**Written problem**
Show only lines that include "энергетической".

START Data entries

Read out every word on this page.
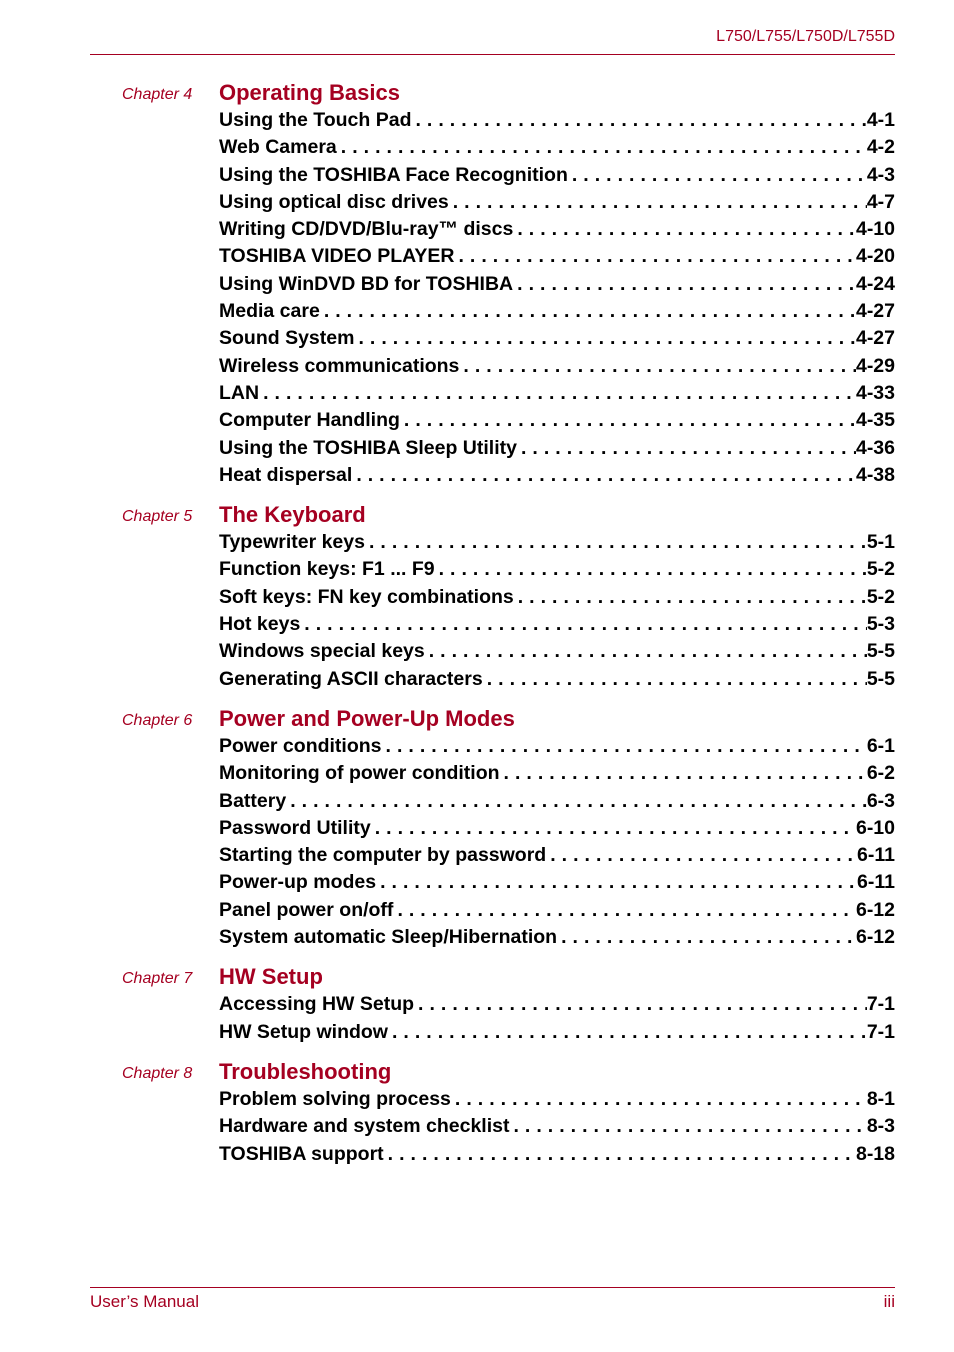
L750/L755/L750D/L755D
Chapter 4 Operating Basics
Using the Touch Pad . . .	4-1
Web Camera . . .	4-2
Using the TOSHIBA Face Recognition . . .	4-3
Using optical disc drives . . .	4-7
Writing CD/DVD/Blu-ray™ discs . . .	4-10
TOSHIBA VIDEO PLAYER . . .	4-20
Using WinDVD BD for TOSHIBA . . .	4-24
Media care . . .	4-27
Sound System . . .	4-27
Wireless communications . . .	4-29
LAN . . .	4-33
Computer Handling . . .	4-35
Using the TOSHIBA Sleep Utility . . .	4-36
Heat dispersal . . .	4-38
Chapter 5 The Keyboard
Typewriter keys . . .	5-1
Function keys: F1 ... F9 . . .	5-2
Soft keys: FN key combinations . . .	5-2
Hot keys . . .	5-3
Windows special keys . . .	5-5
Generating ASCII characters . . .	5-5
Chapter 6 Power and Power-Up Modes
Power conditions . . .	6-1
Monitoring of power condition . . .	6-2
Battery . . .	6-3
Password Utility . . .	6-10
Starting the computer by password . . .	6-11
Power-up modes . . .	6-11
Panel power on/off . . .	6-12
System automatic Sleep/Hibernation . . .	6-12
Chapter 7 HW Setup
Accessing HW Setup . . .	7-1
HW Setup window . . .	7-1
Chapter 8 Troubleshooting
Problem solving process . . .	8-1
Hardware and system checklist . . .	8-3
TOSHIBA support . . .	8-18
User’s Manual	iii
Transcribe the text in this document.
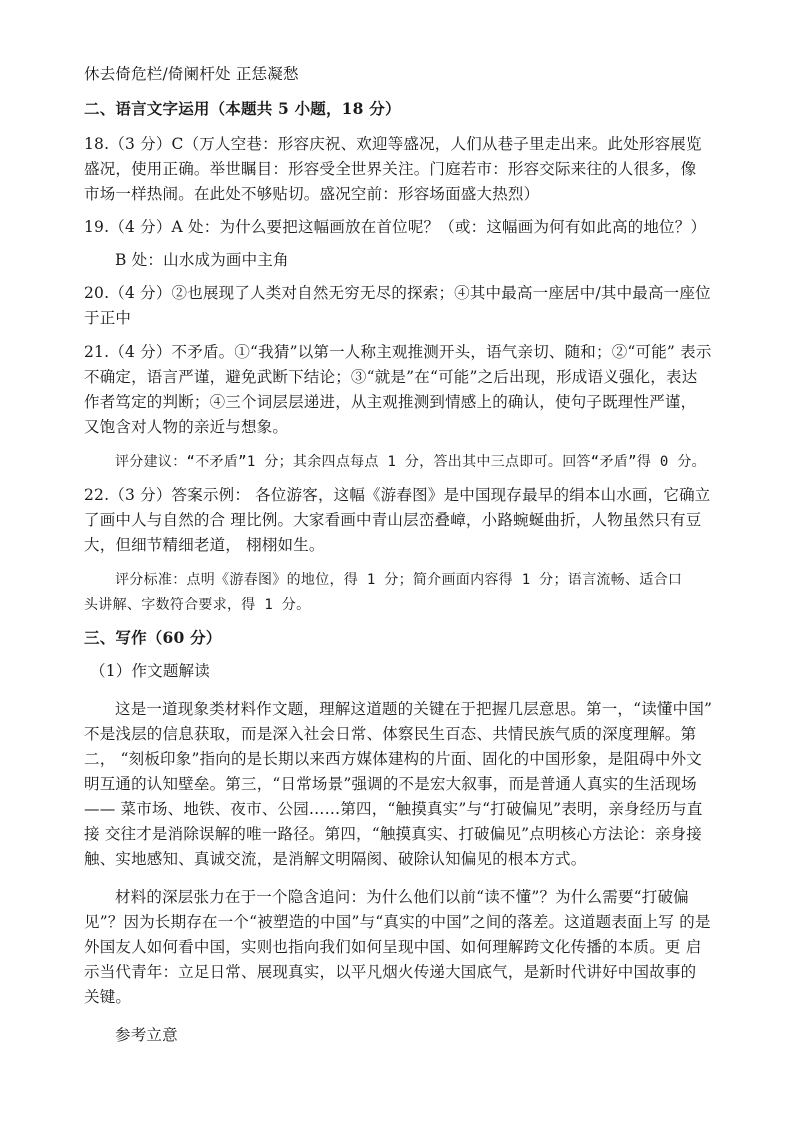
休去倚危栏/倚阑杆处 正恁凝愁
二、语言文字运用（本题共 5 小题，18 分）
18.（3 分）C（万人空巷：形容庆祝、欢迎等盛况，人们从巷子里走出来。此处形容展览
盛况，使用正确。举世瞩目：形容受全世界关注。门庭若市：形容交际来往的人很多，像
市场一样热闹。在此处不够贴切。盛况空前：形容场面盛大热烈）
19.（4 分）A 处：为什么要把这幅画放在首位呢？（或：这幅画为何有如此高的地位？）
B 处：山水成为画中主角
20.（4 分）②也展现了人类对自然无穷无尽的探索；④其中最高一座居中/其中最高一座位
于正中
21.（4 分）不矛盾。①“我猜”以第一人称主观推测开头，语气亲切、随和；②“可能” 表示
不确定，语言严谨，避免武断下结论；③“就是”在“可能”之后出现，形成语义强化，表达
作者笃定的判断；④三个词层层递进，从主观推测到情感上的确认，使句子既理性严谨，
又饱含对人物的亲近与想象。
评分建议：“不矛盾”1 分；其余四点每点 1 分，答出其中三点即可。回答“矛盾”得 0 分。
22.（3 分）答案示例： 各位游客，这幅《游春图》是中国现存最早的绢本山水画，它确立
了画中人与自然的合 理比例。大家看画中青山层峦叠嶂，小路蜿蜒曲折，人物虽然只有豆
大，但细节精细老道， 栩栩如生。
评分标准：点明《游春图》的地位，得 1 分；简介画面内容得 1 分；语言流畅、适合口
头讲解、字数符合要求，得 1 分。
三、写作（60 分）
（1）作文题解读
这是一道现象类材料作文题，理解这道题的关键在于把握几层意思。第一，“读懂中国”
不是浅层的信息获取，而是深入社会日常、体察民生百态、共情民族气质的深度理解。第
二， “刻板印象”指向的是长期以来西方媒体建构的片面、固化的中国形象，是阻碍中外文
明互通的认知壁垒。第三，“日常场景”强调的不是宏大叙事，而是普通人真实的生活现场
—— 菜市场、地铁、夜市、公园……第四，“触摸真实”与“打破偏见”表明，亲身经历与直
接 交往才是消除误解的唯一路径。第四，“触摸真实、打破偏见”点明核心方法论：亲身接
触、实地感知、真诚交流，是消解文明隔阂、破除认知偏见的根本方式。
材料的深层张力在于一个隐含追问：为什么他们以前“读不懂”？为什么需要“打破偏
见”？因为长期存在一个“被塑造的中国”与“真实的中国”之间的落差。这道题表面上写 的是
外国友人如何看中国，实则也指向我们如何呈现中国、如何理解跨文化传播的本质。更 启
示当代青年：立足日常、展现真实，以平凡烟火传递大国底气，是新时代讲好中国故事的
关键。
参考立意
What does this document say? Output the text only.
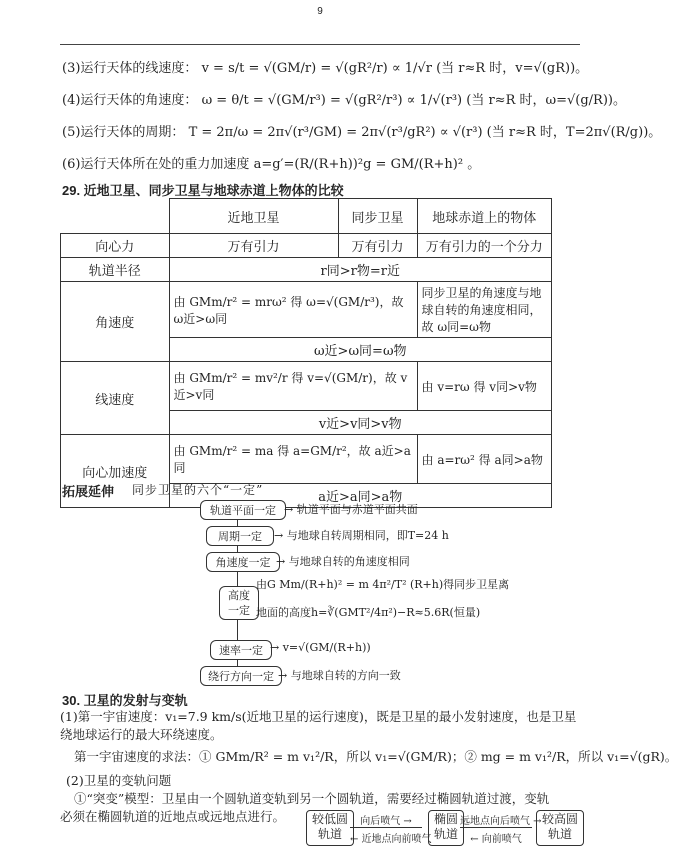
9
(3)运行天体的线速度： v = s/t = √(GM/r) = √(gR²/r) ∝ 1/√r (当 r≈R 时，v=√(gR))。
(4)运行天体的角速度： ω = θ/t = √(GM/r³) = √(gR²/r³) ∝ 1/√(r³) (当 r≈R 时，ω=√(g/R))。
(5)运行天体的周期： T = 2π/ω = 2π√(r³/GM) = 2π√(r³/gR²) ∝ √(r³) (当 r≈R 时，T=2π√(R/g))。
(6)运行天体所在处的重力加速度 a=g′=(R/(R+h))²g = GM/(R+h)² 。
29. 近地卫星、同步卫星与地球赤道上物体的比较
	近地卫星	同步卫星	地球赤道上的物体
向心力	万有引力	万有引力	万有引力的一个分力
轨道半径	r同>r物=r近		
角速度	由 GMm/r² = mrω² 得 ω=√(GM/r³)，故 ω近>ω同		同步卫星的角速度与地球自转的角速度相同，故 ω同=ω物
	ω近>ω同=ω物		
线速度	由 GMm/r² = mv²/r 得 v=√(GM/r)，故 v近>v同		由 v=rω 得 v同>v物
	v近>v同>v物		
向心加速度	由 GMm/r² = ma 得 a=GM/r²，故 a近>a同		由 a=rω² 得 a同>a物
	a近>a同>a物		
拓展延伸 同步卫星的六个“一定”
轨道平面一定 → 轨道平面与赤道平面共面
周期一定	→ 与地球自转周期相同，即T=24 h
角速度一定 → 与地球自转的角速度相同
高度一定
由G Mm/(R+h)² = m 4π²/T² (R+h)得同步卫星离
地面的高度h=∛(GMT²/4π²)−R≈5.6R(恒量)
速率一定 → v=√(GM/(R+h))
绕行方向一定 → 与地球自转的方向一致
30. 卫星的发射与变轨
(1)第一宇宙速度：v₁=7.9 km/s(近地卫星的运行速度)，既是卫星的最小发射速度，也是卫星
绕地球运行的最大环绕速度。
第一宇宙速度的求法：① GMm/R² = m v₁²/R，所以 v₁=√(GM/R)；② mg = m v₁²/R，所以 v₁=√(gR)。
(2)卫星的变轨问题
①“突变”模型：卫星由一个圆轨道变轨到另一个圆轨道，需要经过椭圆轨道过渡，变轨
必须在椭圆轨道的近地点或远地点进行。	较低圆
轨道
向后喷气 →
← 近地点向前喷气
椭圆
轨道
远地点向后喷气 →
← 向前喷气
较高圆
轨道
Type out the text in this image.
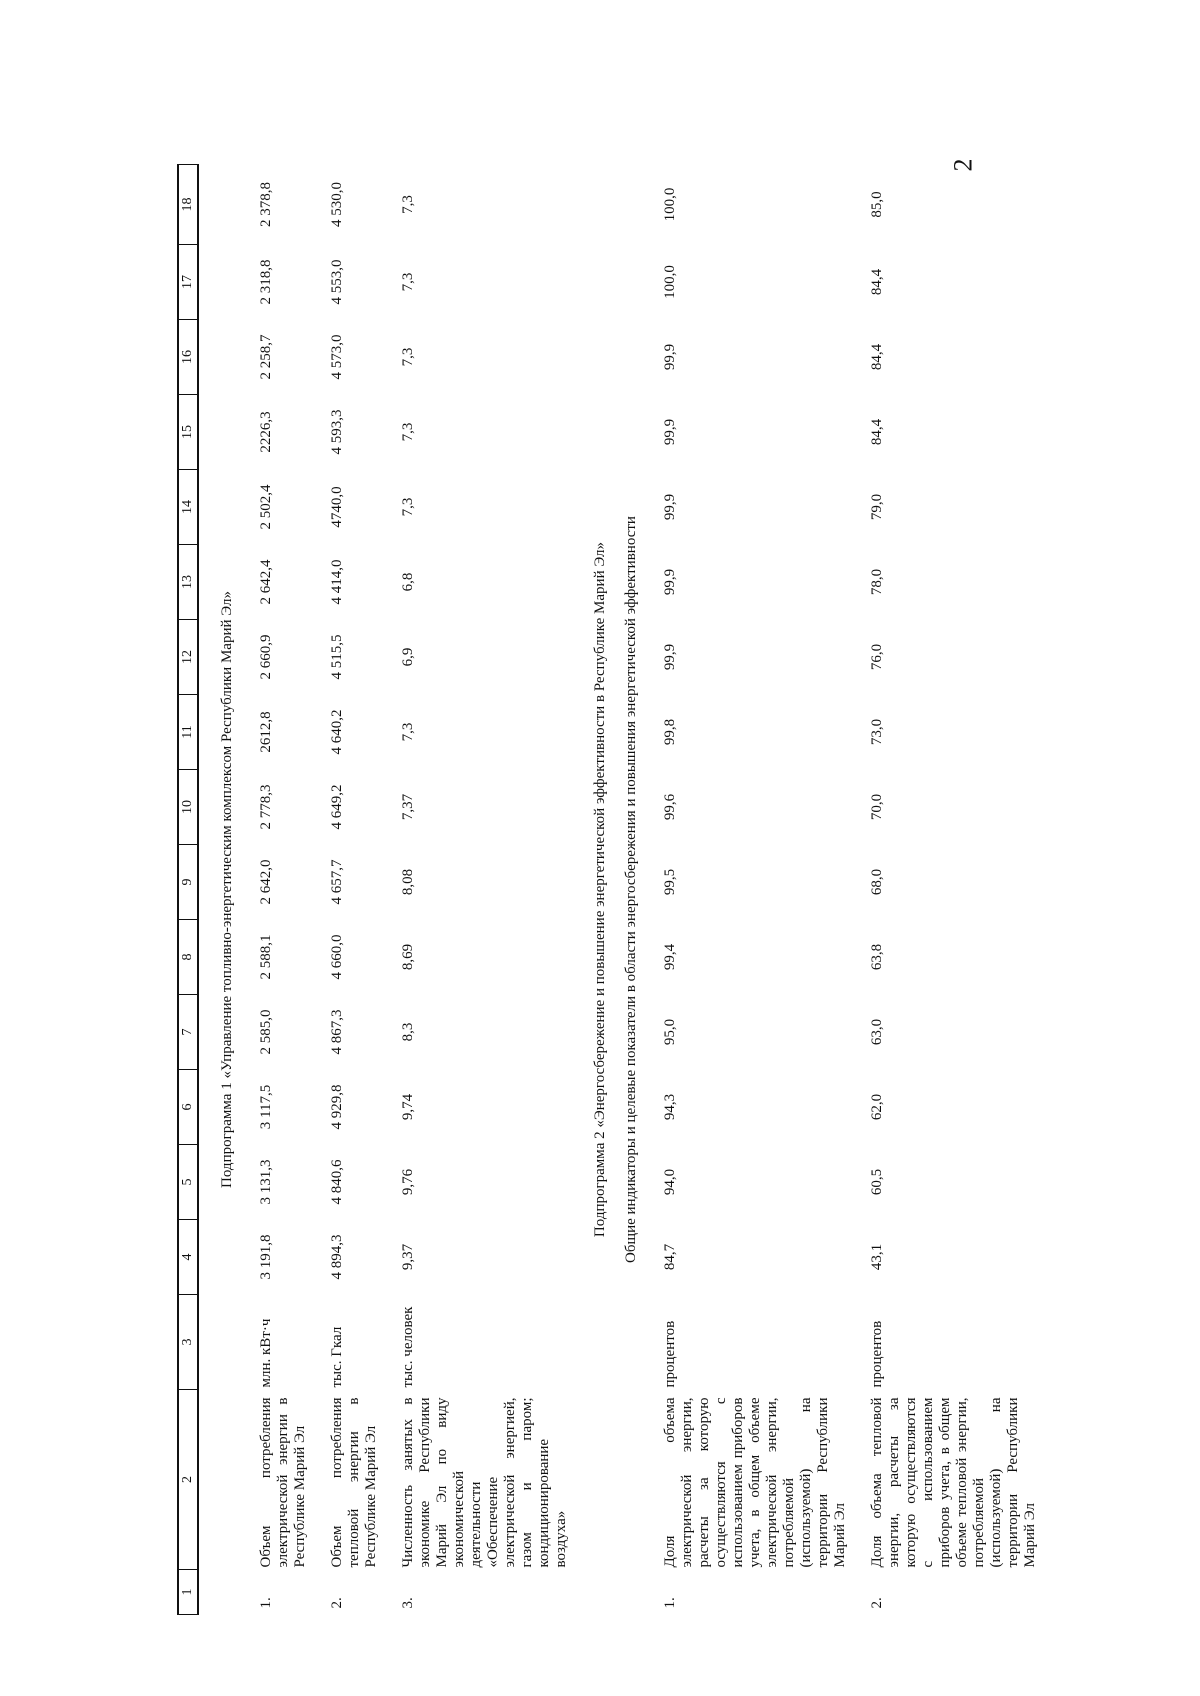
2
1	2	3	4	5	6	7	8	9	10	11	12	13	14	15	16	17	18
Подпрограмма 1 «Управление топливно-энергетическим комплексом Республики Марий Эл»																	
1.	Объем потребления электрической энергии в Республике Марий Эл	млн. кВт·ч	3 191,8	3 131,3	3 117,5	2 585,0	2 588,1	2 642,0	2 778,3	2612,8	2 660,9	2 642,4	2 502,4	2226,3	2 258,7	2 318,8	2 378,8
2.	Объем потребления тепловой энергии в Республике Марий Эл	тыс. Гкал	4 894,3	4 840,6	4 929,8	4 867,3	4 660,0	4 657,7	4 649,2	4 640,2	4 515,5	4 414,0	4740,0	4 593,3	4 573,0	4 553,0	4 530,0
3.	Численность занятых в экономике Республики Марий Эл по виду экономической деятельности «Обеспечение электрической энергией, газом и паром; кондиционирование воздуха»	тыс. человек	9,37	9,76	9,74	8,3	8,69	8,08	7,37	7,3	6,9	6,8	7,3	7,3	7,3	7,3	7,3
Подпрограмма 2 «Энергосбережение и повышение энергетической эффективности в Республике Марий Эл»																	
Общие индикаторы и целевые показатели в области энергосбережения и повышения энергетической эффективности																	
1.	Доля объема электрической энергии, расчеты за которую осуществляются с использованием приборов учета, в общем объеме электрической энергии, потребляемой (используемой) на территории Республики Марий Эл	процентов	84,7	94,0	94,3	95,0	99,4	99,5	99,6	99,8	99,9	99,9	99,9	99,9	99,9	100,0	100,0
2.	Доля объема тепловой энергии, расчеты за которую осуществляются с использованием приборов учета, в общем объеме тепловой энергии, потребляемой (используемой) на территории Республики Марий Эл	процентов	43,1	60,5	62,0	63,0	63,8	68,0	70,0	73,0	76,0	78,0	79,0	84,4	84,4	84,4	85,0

END Data entries

**Correct response**
Подпрограмма 2 «Энергосбережение и повышение энергетической эффективности в Республике Марий Эл»																	
Общие индикаторы и целевые показатели в области энергосбережения и повышения энергетической эффективности																	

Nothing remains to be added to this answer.